__Exercise brief__.
Identify the lines that contain the word "Modares" and copy each one.

__Information shown__.

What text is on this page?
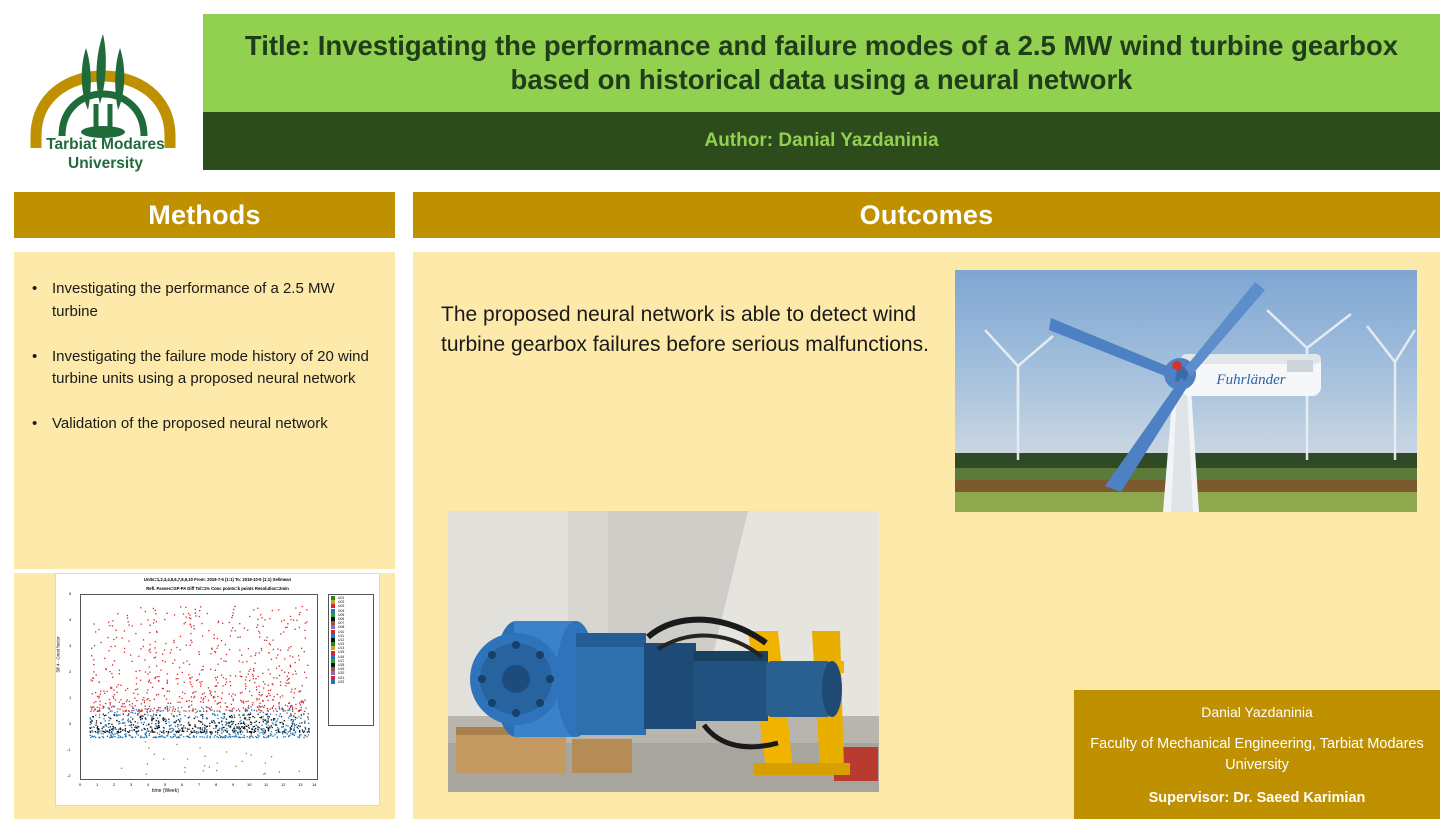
Tarbiat Modares
University
Title: Investigating the performance and failure modes of a 2.5 MW wind turbine gearbox based on historical data using a neural network
Author: Danial Yazdaninia
Methods	Outcomes
• Investigating the performance of a 2.5 MW turbine
• Investigating the failure mode history of 20 wind turbine units using a proposed neural network
• Validation of the proposed neural network
The proposed neural network is able to detect wind turbine gearbox failures before serious malfunctions.
Fuhrländer
Units=1,2,3,4,5,6,7,8,9,10 From: 2019-7-5 (1:1) To: 2019-10-5 (1:1) Sel/mean
Refl. Passes=GP-PA Diff Tol=1% Conc points=k points Resolution=2min
Sif 4 - Crest factor
time (Week)
5
4
3
2
1
0
-1
-2
0	1	2	3	4	5	6	7	8	9	10	11	12	13 14
U01
U02
U03
U04
U05
U06
U07
U08
U10
U11
U12
U13
U14
U15
U16
U17
U18
U19
U20
U21
U22
Danial Yazdaninia
Faculty of Mechanical Engineering, Tarbiat Modares University
Supervisor: Dr. Saeed Karimian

__Completed exercise__.
Tarbiat Modares
Faculty of Mechanical Engineering, Tarbiat Modares University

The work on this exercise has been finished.